Reproduce the listing below word for word, with every line in its original order. Leave the pictures out.
** Begin THE DATA **
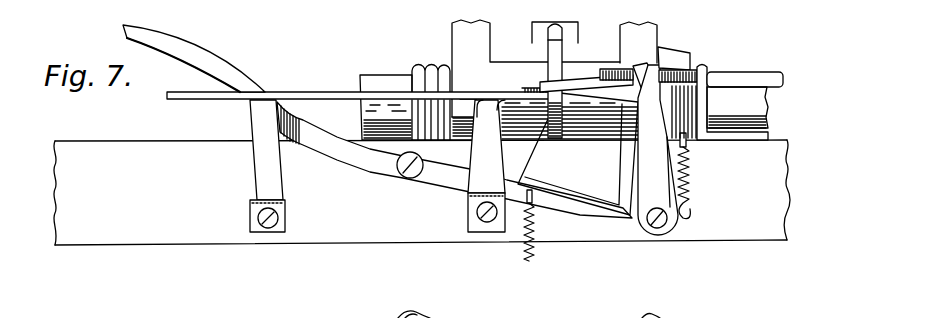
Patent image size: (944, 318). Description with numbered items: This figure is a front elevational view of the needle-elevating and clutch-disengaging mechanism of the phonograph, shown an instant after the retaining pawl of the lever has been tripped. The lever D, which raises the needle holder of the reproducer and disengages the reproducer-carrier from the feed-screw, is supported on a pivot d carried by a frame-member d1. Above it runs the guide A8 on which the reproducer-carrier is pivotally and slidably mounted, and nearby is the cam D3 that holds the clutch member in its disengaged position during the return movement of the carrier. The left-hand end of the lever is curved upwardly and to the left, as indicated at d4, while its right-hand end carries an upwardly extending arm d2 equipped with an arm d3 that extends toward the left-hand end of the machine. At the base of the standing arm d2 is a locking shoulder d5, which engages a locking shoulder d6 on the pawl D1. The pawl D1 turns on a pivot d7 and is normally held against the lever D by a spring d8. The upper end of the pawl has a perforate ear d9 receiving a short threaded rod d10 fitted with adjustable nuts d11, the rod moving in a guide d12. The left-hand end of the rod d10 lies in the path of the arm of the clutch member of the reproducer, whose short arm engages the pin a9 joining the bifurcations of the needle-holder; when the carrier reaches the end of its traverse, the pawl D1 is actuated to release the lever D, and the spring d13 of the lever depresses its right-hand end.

The frame-member d1 is at (206, 240).
The guide A8 is at (390, 62).
The needle-elevating and clutch-disengaging lever D is at (561, 203).
The pivot d is at (410, 179).
The upwardly extending arm d2 is at (633, 168).
The cam D3 is at (324, 79).
The curved end of lever d4 is at (210, 65).
The pin a9 is at (552, 30).
The arm d3 is at (565, 88).
The perforate ear d9 is at (625, 45).
The adjustable nuts d11 is at (640, 58).
The locking shoulder d5 is at (625, 220).
The pivot d7 is at (665, 229).
The locking shoulder d6 is at (645, 147).
The latch or pawl D1 is at (669, 180).
The spring d8 is at (690, 190).
The short threaded rod d10 is at (690, 67).
The guide d12 is at (712, 70).
The spring d13 is at (525, 243).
** End THE DATA **
§ **ANSWER TO THE PROBLEM**
Patent image size: (944, 318). Description with numbered items: This figure is a front elevational view of the needle-elevating and clutch-disengaging mechanism of the phonograph, shown an instant after the retaining pawl of the lever has been tripped. The lever D, which raises the needle holder of the reproducer and disengages the reproducer-carrier from the feed-screw, is supported on a pivot d carried by a frame-member d1. Above it runs the guide A8 on which the reproducer-carrier is pivotally and slidably mounted, and nearby is the cam D3 that holds the clutch member in its disengaged position during the return movement of the carrier. The left-hand end of the lever is curved upwardly and to the left, as indicated at d4, while its right-hand end carries an upwardly extending arm d2 equipped with an arm d3 that extends toward the left-hand end of the machine. At the base of the standing arm d2 is a locking shoulder d5, which engages a locking shoulder d6 on the pawl D1. The pawl D1 turns on a pivot d7 and is normally held against the lever D by a spring d8. The upper end of the pawl has a perforate ear d9 receiving a short threaded rod d10 fitted with adjustable nuts d11, the rod moving in a guide d12. The left-hand end of the rod d10 lies in the path of the arm of the clutch member of the reproducer, whose short arm engages the pin a9 joining the bifurcations of the needle-holder; when the carrier reaches the end of its traverse, the pawl D1 is actuated to release the lever D, and the spring d13 of the lever depresses its right-hand end.

The frame-member d1 is at (206, 240).
The guide A8 is at (390, 62).
The needle-elevating and clutch-disengaging lever D is at (561, 203).
The pivot d is at (410, 179).
The upwardly extending arm d2 is at (633, 168).
The cam D3 is at (324, 79).
The curved end of lever d4 is at (210, 65).
The pin a9 is at (552, 30).
The arm d3 is at (565, 88).
The perforate ear d9 is at (625, 45).
The adjustable nuts d11 is at (640, 58).
The locking shoulder d5 is at (625, 220).
The pivot d7 is at (665, 229).
The locking shoulder d6 is at (645, 147).
The latch or pawl D1 is at (669, 180).
The spring d8 is at (690, 190).
The short threaded rod d10 is at (690, 67).
The guide d12 is at (712, 70).
The spring d13 is at (525, 243).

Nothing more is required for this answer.